Below is a block of records; repeat all of them exactly.
'''
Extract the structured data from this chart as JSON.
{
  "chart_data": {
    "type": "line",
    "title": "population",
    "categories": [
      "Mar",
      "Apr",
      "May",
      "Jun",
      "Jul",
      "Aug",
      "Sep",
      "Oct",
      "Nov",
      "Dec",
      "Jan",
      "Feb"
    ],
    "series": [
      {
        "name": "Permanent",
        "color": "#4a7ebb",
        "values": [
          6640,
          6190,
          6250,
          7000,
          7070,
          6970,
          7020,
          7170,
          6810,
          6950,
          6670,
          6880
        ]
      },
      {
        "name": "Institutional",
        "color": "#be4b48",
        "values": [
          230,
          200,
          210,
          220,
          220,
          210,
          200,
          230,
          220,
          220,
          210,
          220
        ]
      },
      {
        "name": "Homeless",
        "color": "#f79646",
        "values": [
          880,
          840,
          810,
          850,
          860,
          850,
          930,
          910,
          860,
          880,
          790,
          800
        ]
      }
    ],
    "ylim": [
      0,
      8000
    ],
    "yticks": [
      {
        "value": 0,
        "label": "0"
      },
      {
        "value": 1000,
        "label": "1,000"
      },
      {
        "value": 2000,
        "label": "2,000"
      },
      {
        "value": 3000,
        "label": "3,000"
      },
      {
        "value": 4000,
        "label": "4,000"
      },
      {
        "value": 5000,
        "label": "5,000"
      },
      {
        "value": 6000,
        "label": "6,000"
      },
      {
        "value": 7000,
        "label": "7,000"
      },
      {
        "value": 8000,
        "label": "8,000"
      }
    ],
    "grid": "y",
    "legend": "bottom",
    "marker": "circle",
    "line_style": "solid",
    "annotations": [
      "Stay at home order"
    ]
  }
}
'''
> _CORRECT OUTPUT_
Extract the structured data from this chart as JSON.
{
  "chart_data": {
    "type": "line",
    "title": "population",
    "categories": [
      "Mar",
      "Apr",
      "May",
      "Jun",
      "Jul",
      "Aug",
      "Sep",
      "Oct",
      "Nov",
      "Dec",
      "Jan",
      "Feb"
    ],
    "series": [
      {
        "name": "Permanent",
        "color": "#4a7ebb",
        "values": [
          6640,
          6190,
          6250,
          7000,
          7070,
          6970,
          7020,
          7170,
          6810,
          6950,
          6670,
          6880
        ]
      },
      {
        "name": "Institutional",
        "color": "#be4b48",
        "values": [
          230,
          200,
          210,
          220,
          220,
          210,
          200,
          230,
          220,
          220,
          210,
          220
        ]
      },
      {
        "name": "Homeless",
        "color": "#f79646",
        "values": [
          880,
          840,
          810,
          850,
          860,
          850,
          930,
          910,
          860,
          880,
          790,
          800
        ]
      }
    ],
    "ylim": [
      0,
      8000
    ],
    "yticks": [
      {
        "value": 0,
        "label": "0"
      },
      {
        "value": 1000,
        "label": "1,000"
      },
      {
        "value": 2000,
        "label": "2,000"
      },
      {
        "value": 3000,
        "label": "3,000"
      },
      {
        "value": 4000,
        "label": "4,000"
      },
      {
        "value": 5000,
        "label": "5,000"
      },
      {
        "value": 6000,
        "label": "6,000"
      },
      {
        "value": 7000,
        "label": "7,000"
      },
      {
        "value": 8000,
        "label": "8,000"
      }
    ],
    "grid": "y",
    "legend": "bottom",
    "marker": "circle",
    "line_style": "solid",
    "annotations": [
      "Stay at home order"
    ]
  }
}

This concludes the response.